DATA LINES ▸
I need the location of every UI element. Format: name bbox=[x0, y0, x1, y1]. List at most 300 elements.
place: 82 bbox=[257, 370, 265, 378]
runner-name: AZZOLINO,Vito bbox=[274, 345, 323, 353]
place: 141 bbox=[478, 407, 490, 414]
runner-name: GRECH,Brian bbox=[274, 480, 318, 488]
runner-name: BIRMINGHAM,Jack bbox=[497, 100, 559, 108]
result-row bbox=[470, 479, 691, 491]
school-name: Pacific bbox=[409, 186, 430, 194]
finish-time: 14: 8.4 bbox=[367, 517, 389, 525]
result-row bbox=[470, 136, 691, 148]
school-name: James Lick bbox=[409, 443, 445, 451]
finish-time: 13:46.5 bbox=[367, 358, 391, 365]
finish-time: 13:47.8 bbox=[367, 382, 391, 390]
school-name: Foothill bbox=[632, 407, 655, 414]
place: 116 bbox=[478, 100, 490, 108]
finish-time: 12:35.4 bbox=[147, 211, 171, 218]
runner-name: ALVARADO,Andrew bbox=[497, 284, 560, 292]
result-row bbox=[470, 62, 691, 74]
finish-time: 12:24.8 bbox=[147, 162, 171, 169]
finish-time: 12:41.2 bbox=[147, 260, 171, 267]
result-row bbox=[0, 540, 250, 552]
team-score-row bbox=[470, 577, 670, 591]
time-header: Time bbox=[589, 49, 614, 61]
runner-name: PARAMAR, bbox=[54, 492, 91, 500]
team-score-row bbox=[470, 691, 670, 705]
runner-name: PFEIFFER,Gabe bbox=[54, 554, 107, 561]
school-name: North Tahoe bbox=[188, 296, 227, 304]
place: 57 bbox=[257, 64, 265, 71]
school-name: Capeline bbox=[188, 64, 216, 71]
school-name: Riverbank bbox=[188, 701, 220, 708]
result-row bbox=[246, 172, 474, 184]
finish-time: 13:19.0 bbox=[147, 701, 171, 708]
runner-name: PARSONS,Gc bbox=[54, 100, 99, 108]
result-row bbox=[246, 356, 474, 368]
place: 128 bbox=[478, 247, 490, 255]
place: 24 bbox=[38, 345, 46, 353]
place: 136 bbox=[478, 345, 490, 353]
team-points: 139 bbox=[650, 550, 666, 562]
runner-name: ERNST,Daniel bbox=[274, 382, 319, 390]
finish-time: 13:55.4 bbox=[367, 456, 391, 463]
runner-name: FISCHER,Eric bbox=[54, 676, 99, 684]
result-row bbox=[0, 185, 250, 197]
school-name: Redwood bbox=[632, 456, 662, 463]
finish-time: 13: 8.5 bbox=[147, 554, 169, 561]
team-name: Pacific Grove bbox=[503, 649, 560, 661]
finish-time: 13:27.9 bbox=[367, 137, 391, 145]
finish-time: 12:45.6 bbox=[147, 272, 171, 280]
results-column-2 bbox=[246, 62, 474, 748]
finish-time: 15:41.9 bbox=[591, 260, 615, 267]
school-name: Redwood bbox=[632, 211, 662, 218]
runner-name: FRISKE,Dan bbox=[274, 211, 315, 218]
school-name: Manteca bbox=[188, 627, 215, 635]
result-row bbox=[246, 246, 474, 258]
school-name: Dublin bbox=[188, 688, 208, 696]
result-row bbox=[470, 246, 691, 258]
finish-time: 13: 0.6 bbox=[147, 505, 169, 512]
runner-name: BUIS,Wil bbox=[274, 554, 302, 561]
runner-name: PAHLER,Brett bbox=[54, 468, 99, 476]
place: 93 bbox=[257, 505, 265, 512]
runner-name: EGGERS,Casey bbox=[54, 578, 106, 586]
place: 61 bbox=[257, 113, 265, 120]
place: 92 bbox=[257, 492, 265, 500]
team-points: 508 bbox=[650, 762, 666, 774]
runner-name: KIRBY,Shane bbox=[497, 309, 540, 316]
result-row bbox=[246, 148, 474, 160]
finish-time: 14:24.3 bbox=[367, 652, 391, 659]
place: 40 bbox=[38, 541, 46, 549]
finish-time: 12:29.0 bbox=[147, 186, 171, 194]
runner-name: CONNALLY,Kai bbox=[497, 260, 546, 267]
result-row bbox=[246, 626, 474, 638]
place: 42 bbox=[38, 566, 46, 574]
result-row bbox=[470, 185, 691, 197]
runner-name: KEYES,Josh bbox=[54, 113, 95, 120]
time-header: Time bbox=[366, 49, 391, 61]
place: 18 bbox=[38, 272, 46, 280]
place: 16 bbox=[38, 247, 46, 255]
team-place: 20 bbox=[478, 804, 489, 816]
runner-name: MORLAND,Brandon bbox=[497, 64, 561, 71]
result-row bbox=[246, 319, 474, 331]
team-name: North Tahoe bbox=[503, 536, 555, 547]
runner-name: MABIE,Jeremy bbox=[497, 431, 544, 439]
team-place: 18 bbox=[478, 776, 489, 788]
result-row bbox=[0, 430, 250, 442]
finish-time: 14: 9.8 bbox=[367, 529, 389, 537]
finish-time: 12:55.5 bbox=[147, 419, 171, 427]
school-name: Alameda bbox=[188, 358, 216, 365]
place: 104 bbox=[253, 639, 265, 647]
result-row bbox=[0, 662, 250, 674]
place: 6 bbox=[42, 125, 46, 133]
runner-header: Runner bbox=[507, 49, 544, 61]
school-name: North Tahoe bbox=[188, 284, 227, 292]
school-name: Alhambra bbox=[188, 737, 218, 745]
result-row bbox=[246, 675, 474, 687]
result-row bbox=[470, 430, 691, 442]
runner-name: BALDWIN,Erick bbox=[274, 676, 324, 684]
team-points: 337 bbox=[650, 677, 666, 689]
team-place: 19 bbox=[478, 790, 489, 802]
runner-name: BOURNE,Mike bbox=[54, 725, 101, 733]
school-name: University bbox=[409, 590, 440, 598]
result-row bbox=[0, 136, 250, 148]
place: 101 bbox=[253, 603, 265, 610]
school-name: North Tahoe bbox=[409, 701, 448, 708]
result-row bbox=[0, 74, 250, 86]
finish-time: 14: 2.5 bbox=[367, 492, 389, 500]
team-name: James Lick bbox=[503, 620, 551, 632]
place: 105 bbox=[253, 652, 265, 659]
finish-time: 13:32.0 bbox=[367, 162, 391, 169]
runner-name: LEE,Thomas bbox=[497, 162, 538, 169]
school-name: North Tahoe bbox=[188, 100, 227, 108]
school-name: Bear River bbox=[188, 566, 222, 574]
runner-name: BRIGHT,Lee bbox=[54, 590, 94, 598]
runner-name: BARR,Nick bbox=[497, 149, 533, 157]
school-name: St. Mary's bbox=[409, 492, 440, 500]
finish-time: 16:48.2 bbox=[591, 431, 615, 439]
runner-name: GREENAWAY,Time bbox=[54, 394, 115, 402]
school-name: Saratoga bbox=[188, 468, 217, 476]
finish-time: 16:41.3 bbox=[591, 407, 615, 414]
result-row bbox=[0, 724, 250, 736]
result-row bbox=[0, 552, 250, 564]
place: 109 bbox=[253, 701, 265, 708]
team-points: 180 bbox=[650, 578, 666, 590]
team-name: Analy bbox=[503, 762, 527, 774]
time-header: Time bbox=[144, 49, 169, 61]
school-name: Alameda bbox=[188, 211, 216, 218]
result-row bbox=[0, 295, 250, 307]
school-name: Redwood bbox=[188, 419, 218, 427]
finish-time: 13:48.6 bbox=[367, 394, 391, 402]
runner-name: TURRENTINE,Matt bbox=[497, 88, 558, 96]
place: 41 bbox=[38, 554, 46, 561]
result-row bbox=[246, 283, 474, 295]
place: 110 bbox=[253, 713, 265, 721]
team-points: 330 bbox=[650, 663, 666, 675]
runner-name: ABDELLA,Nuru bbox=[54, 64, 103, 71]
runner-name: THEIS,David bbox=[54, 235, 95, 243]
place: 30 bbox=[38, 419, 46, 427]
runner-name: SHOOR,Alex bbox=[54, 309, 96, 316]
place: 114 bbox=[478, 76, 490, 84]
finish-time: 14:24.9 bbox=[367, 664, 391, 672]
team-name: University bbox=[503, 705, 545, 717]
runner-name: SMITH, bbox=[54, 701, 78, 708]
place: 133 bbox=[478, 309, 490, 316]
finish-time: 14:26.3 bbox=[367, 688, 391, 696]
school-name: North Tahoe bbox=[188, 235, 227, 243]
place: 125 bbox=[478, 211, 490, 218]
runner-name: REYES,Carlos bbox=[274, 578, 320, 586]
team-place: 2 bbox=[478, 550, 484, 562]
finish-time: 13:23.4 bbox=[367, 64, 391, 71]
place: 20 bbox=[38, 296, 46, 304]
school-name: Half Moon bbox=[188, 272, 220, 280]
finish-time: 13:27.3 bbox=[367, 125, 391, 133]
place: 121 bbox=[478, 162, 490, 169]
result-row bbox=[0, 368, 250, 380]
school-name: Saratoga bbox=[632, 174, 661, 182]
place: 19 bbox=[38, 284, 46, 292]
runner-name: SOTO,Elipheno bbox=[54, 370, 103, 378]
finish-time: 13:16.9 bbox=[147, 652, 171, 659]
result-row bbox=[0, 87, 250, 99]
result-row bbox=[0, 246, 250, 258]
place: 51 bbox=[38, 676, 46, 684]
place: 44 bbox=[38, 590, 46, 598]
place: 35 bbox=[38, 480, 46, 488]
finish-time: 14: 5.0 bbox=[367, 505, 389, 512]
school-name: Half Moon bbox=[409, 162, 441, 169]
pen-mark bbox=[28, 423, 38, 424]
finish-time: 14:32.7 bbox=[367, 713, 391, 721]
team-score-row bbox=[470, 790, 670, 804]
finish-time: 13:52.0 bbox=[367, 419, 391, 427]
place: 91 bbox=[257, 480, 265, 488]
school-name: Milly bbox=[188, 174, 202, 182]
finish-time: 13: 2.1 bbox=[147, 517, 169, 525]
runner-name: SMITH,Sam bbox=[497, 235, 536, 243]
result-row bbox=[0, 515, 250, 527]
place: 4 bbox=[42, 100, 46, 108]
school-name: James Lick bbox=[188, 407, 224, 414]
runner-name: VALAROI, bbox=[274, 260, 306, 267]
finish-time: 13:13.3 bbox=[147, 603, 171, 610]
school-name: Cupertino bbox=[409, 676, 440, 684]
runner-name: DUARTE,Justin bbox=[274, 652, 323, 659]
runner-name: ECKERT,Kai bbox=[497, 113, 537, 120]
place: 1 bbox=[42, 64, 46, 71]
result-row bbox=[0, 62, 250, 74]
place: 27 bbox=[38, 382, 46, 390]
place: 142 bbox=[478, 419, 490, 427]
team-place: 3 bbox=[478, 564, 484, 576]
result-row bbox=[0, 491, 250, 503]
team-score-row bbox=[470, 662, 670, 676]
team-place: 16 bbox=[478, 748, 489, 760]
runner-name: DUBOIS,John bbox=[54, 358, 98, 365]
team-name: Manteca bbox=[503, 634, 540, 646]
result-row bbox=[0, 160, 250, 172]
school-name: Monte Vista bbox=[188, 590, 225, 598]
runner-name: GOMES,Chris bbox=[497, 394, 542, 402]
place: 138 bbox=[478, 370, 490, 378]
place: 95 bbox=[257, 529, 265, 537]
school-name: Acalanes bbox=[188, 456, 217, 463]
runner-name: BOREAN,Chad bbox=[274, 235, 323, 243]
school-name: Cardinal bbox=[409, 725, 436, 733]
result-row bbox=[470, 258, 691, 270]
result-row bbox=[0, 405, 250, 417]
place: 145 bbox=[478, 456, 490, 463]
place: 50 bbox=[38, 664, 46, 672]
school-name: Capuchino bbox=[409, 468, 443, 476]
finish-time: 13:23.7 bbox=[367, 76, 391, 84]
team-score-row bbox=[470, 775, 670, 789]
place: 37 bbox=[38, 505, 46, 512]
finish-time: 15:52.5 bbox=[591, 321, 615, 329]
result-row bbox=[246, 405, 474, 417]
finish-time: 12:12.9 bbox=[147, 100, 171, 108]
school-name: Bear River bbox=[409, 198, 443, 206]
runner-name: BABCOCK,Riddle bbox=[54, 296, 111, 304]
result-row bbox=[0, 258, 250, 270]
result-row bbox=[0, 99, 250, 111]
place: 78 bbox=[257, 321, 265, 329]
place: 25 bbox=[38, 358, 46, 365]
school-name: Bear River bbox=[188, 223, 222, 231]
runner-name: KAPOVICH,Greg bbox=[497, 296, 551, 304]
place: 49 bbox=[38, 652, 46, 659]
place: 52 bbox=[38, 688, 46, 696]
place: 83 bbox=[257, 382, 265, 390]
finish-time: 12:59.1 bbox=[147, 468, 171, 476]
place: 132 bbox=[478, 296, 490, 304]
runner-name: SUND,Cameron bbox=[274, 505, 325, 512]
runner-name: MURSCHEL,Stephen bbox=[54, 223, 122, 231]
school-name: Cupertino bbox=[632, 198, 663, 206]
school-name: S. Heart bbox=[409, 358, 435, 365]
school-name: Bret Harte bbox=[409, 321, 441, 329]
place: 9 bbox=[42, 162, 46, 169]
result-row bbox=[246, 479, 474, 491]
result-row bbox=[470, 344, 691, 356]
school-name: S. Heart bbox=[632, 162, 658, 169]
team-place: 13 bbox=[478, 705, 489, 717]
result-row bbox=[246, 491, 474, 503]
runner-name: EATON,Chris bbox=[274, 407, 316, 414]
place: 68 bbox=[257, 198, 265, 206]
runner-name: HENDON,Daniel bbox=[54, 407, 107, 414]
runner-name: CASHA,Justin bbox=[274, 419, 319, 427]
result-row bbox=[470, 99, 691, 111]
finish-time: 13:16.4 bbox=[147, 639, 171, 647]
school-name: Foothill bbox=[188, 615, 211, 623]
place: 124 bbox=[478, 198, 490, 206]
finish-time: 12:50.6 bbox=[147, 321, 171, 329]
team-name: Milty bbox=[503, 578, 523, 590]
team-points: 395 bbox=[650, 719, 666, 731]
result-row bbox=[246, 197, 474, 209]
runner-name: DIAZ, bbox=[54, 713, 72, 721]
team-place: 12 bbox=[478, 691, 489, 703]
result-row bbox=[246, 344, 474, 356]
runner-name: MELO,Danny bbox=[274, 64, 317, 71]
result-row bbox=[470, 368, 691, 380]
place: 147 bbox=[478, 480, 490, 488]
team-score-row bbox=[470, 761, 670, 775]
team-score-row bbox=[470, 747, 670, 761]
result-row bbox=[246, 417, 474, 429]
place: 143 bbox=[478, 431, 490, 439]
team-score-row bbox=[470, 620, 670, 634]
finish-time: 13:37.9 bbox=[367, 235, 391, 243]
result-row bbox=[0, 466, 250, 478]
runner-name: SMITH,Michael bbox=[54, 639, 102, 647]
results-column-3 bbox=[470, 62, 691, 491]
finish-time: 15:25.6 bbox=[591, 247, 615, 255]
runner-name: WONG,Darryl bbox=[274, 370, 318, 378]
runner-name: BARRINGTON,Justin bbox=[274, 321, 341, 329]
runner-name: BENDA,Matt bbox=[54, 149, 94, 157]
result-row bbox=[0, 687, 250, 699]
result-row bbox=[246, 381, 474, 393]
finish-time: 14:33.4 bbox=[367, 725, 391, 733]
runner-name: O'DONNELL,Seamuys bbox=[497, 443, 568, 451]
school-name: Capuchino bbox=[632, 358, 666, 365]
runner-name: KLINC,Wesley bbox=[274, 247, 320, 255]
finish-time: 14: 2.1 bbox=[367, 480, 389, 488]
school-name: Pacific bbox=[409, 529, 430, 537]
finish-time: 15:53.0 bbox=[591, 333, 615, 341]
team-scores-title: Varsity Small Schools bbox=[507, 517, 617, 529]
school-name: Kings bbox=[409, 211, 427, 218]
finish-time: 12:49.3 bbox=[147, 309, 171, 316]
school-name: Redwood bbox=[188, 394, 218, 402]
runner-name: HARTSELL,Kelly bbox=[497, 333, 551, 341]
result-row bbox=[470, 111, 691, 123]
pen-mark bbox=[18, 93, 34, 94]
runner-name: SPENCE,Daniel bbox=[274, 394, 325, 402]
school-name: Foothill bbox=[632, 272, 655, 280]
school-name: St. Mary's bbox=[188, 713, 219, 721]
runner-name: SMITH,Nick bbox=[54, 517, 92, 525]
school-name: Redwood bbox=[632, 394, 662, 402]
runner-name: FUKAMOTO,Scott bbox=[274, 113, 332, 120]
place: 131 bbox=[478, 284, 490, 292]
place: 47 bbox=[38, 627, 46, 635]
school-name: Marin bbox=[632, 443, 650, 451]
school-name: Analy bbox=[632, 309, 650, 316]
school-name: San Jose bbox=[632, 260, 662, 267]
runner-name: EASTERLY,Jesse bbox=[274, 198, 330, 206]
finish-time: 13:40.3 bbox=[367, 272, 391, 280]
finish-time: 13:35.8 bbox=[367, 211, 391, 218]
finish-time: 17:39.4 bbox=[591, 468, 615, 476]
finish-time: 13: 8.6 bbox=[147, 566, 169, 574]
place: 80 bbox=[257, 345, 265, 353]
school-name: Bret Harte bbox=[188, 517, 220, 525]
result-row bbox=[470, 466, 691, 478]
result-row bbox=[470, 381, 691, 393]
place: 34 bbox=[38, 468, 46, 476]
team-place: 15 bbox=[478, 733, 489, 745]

AIM ▸ Reproduce the stretch of the items from the very first line through the line that contains "runner-name: ALVARADO,Andrew bbox=[497, 284, 560, 292]", word for word and with both end lines included. Leave out everything after that line.

EXERCISE RESULT ▸
I need the location of every UI element. Format: name bbox=[x0, y0, x1, y1]. List at most 300 elements.
place: 82 bbox=[257, 370, 265, 378]
runner-name: AZZOLINO,Vito bbox=[274, 345, 323, 353]
place: 141 bbox=[478, 407, 490, 414]
runner-name: GRECH,Brian bbox=[274, 480, 318, 488]
runner-name: BIRMINGHAM,Jack bbox=[497, 100, 559, 108]
result-row bbox=[470, 479, 691, 491]
school-name: Pacific bbox=[409, 186, 430, 194]
finish-time: 14: 8.4 bbox=[367, 517, 389, 525]
result-row bbox=[470, 136, 691, 148]
school-name: James Lick bbox=[409, 443, 445, 451]
finish-time: 13:46.5 bbox=[367, 358, 391, 365]
finish-time: 13:47.8 bbox=[367, 382, 391, 390]
school-name: Foothill bbox=[632, 407, 655, 414]
place: 116 bbox=[478, 100, 490, 108]
finish-time: 12:35.4 bbox=[147, 211, 171, 218]
runner-name: ALVARADO,Andrew bbox=[497, 284, 560, 292]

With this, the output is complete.